Every record below must be returned exactly as it was received.
________________________________________
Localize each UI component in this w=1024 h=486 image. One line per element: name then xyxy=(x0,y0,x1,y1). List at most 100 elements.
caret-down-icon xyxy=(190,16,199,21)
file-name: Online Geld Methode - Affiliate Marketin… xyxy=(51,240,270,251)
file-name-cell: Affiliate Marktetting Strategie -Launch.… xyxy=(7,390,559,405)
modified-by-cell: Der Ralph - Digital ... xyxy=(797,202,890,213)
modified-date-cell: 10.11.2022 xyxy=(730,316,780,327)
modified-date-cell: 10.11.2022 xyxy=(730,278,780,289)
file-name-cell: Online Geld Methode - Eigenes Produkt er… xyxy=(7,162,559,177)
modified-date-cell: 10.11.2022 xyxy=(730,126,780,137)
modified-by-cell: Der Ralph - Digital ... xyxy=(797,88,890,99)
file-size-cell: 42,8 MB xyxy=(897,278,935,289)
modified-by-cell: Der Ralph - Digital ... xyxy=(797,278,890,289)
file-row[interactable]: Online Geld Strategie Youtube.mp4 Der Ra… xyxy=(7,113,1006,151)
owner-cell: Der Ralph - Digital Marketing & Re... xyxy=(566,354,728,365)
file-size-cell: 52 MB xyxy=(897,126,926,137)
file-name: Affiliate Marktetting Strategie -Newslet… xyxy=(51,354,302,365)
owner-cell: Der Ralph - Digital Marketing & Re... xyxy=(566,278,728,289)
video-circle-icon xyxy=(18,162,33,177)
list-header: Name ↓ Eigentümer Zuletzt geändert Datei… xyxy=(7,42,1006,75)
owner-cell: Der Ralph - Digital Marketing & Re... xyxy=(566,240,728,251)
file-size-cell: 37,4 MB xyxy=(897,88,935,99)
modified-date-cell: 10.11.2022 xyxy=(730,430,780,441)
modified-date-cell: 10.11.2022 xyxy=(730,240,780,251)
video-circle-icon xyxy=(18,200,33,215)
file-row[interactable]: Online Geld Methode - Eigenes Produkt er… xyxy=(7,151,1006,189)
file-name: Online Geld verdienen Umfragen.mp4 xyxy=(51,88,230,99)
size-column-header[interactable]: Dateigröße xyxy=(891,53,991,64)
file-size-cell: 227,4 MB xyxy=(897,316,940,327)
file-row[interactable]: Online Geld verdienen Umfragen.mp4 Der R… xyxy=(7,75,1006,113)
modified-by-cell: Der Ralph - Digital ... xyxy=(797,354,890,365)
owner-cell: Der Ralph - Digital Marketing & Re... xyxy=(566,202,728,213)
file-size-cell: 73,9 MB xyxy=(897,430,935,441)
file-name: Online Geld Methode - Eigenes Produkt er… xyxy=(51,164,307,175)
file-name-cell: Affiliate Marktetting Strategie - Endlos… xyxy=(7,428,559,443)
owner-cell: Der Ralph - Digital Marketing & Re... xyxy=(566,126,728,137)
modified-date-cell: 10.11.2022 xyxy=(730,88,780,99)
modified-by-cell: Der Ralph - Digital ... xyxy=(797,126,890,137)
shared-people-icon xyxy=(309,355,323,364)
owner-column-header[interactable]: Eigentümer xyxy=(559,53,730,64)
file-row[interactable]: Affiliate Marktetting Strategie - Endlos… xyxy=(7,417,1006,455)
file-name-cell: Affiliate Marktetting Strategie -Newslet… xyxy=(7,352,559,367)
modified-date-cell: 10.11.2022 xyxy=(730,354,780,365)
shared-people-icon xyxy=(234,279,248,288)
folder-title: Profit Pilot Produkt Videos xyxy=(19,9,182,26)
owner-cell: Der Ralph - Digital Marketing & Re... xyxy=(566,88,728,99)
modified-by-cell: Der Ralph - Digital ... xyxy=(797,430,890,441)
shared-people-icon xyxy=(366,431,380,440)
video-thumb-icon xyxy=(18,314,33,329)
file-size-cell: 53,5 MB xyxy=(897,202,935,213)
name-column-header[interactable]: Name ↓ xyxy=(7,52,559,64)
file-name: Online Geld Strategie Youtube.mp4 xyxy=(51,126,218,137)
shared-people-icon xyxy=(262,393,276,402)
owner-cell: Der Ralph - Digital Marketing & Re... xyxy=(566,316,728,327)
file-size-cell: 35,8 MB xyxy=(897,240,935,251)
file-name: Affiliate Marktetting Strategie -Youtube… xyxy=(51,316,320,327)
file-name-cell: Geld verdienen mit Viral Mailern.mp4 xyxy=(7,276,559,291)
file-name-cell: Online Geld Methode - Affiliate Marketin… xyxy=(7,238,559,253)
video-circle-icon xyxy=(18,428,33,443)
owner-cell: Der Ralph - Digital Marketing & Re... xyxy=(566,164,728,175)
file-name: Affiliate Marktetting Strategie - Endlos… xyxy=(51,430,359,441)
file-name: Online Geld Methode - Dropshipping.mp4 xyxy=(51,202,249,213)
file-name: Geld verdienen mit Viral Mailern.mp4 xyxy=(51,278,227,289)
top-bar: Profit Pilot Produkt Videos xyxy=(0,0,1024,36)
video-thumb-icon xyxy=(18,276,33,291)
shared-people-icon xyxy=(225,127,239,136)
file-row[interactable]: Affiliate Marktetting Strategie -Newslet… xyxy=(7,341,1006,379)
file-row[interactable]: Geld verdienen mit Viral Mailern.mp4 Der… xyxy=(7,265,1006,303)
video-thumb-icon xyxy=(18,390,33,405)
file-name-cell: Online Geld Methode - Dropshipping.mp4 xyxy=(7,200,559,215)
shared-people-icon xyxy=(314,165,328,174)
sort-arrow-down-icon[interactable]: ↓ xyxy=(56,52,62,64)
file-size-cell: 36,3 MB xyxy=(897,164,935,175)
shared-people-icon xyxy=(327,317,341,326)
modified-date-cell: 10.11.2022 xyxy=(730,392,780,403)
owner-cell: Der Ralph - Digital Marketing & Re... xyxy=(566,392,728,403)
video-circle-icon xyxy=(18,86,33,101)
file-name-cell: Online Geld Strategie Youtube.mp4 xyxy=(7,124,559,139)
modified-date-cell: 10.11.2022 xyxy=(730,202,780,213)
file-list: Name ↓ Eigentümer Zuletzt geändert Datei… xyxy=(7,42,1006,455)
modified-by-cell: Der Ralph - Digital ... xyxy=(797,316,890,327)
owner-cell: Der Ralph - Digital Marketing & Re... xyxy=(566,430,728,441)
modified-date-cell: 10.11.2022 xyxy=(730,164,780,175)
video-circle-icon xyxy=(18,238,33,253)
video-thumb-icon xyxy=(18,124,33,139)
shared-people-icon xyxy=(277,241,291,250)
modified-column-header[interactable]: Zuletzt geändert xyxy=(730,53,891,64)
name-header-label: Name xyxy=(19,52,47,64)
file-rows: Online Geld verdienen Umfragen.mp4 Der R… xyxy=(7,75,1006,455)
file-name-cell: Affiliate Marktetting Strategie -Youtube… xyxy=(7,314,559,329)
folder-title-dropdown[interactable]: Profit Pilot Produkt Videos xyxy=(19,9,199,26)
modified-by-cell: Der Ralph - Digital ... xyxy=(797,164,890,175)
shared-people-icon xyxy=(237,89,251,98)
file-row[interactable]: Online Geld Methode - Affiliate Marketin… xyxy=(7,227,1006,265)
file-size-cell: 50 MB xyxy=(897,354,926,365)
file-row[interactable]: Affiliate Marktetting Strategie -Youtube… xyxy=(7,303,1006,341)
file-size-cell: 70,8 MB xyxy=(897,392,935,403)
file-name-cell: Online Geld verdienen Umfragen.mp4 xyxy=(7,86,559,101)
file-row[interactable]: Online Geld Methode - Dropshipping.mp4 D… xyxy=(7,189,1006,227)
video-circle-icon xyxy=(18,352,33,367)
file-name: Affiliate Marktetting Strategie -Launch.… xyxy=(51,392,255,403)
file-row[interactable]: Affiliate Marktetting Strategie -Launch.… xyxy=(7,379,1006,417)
________________________________________
* [Exercise response]:
Localize each UI component in this w=1024 h=486 image. One line per element: name then xyxy=(x0,y0,x1,y1). List at most 100 elements.
caret-down-icon xyxy=(190,16,199,21)
file-name: Online Geld Methode - Affiliate Marketin… xyxy=(51,240,270,251)
file-name-cell: Affiliate Marktetting Strategie -Launch.… xyxy=(7,390,559,405)
modified-by-cell: Der Ralph - Digital ... xyxy=(797,202,890,213)
modified-date-cell: 10.11.2022 xyxy=(730,316,780,327)
modified-date-cell: 10.11.2022 xyxy=(730,278,780,289)
file-name-cell: Online Geld Methode - Eigenes Produkt er… xyxy=(7,162,559,177)
modified-date-cell: 10.11.2022 xyxy=(730,126,780,137)
modified-by-cell: Der Ralph - Digital ... xyxy=(797,88,890,99)
file-size-cell: 42,8 MB xyxy=(897,278,935,289)
modified-by-cell: Der Ralph - Digital ... xyxy=(797,278,890,289)
file-row[interactable]: Online Geld Strategie Youtube.mp4 Der Ra… xyxy=(7,113,1006,151)
owner-cell: Der Ralph - Digital Marketing & Re... xyxy=(566,354,728,365)
file-size-cell: 52 MB xyxy=(897,126,926,137)
file-name: Affiliate Marktetting Strategie -Newslet… xyxy=(51,354,302,365)
owner-cell: Der Ralph - Digital Marketing & Re... xyxy=(566,278,728,289)
video-circle-icon xyxy=(18,162,33,177)
list-header: Name ↓ Eigentümer Zuletzt geändert Datei… xyxy=(7,42,1006,75)
owner-cell: Der Ralph - Digital Marketing & Re... xyxy=(566,240,728,251)
file-size-cell: 37,4 MB xyxy=(897,88,935,99)
modified-date-cell: 10.11.2022 xyxy=(730,430,780,441)
modified-date-cell: 10.11.2022 xyxy=(730,240,780,251)
video-circle-icon xyxy=(18,200,33,215)
file-row[interactable]: Online Geld Methode - Eigenes Produkt er… xyxy=(7,151,1006,189)
file-name: Online Geld verdienen Umfragen.mp4 xyxy=(51,88,230,99)
size-column-header[interactable]: Dateigröße xyxy=(891,53,991,64)
file-size-cell: 227,4 MB xyxy=(897,316,940,327)
file-row[interactable]: Online Geld verdienen Umfragen.mp4 Der R… xyxy=(7,75,1006,113)
modified-by-cell: Der Ralph - Digital ... xyxy=(797,354,890,365)
owner-cell: Der Ralph - Digital Marketing & Re... xyxy=(566,202,728,213)
file-size-cell: 73,9 MB xyxy=(897,430,935,441)
file-name: Online Geld Methode - Eigenes Produkt er… xyxy=(51,164,307,175)
file-name-cell: Affiliate Marktetting Strategie - Endlos… xyxy=(7,428,559,443)
owner-cell: Der Ralph - Digital Marketing & Re... xyxy=(566,126,728,137)
modified-date-cell: 10.11.2022 xyxy=(730,88,780,99)
modified-by-cell: Der Ralph - Digital ... xyxy=(797,126,890,137)
shared-people-icon xyxy=(309,355,323,364)
owner-column-header[interactable]: Eigentümer xyxy=(559,53,730,64)
file-row[interactable]: Affiliate Marktetting Strategie - Endlos… xyxy=(7,417,1006,455)
file-name-cell: Affiliate Marktetting Strategie -Newslet… xyxy=(7,352,559,367)
modified-date-cell: 10.11.2022 xyxy=(730,354,780,365)
shared-people-icon xyxy=(234,279,248,288)
folder-title: Profit Pilot Produkt Videos xyxy=(19,9,182,26)
owner-cell: Der Ralph - Digital Marketing & Re... xyxy=(566,88,728,99)
modified-by-cell: Der Ralph - Digital ... xyxy=(797,430,890,441)
shared-people-icon xyxy=(366,431,380,440)
video-thumb-icon xyxy=(18,314,33,329)
file-size-cell: 53,5 MB xyxy=(897,202,935,213)
name-column-header[interactable]: Name ↓ xyxy=(7,52,559,64)
file-name: Online Geld Strategie Youtube.mp4 xyxy=(51,126,218,137)
shared-people-icon xyxy=(262,393,276,402)
owner-cell: Der Ralph - Digital Marketing & Re... xyxy=(566,316,728,327)
file-size-cell: 35,8 MB xyxy=(897,240,935,251)
file-name: Affiliate Marktetting Strategie -Youtube… xyxy=(51,316,320,327)
file-name-cell: Geld verdienen mit Viral Mailern.mp4 xyxy=(7,276,559,291)
file-name-cell: Online Geld Methode - Affiliate Marketin… xyxy=(7,238,559,253)
video-circle-icon xyxy=(18,428,33,443)
owner-cell: Der Ralph - Digital Marketing & Re... xyxy=(566,164,728,175)
file-name: Affiliate Marktetting Strategie - Endlos… xyxy=(51,430,359,441)
file-name: Online Geld Methode - Dropshipping.mp4 xyxy=(51,202,249,213)
file-name: Geld verdienen mit Viral Mailern.mp4 xyxy=(51,278,227,289)
top-bar: Profit Pilot Produkt Videos xyxy=(0,0,1024,36)
video-thumb-icon xyxy=(18,276,33,291)
shared-people-icon xyxy=(225,127,239,136)
file-row[interactable]: Affiliate Marktetting Strategie -Newslet… xyxy=(7,341,1006,379)
file-row[interactable]: Geld verdienen mit Viral Mailern.mp4 Der… xyxy=(7,265,1006,303)
video-thumb-icon xyxy=(18,390,33,405)
file-name-cell: Online Geld Methode - Dropshipping.mp4 xyxy=(7,200,559,215)
shared-people-icon xyxy=(314,165,328,174)
sort-arrow-down-icon[interactable]: ↓ xyxy=(56,52,62,64)
file-size-cell: 36,3 MB xyxy=(897,164,935,175)
shared-people-icon xyxy=(327,317,341,326)
modified-date-cell: 10.11.2022 xyxy=(730,392,780,403)
owner-cell: Der Ralph - Digital Marketing & Re... xyxy=(566,392,728,403)
video-circle-icon xyxy=(18,86,33,101)
file-name-cell: Online Geld Strategie Youtube.mp4 xyxy=(7,124,559,139)
modified-date-cell: 10.11.2022 xyxy=(730,202,780,213)
file-list: Name ↓ Eigentümer Zuletzt geändert Datei… xyxy=(7,42,1006,455)
modified-by-cell: Der Ralph - Digital ... xyxy=(797,316,890,327)
owner-cell: Der Ralph - Digital Marketing & Re... xyxy=(566,430,728,441)
modified-date-cell: 10.11.2022 xyxy=(730,164,780,175)
video-circle-icon xyxy=(18,238,33,253)
video-thumb-icon xyxy=(18,124,33,139)
shared-people-icon xyxy=(277,241,291,250)
modified-column-header[interactable]: Zuletzt geändert xyxy=(730,53,891,64)
name-header-label: Name xyxy=(19,52,47,64)
file-rows: Online Geld verdienen Umfragen.mp4 Der R… xyxy=(7,75,1006,455)
file-name-cell: Affiliate Marktetting Strategie -Youtube… xyxy=(7,314,559,329)
folder-title-dropdown[interactable]: Profit Pilot Produkt Videos xyxy=(19,9,199,26)
modified-by-cell: Der Ralph - Digital ... xyxy=(797,164,890,175)
shared-people-icon xyxy=(237,89,251,98)
file-row[interactable]: Online Geld Methode - Affiliate Marketin… xyxy=(7,227,1006,265)
file-size-cell: 50 MB xyxy=(897,354,926,365)
file-row[interactable]: Affiliate Marktetting Strategie -Youtube… xyxy=(7,303,1006,341)
file-size-cell: 70,8 MB xyxy=(897,392,935,403)
file-name-cell: Online Geld verdienen Umfragen.mp4 xyxy=(7,86,559,101)
file-row[interactable]: Online Geld Methode - Dropshipping.mp4 D… xyxy=(7,189,1006,227)
video-circle-icon xyxy=(18,352,33,367)
file-name: Affiliate Marktetting Strategie -Launch.… xyxy=(51,392,255,403)
file-row[interactable]: Affiliate Marktetting Strategie -Launch.… xyxy=(7,379,1006,417)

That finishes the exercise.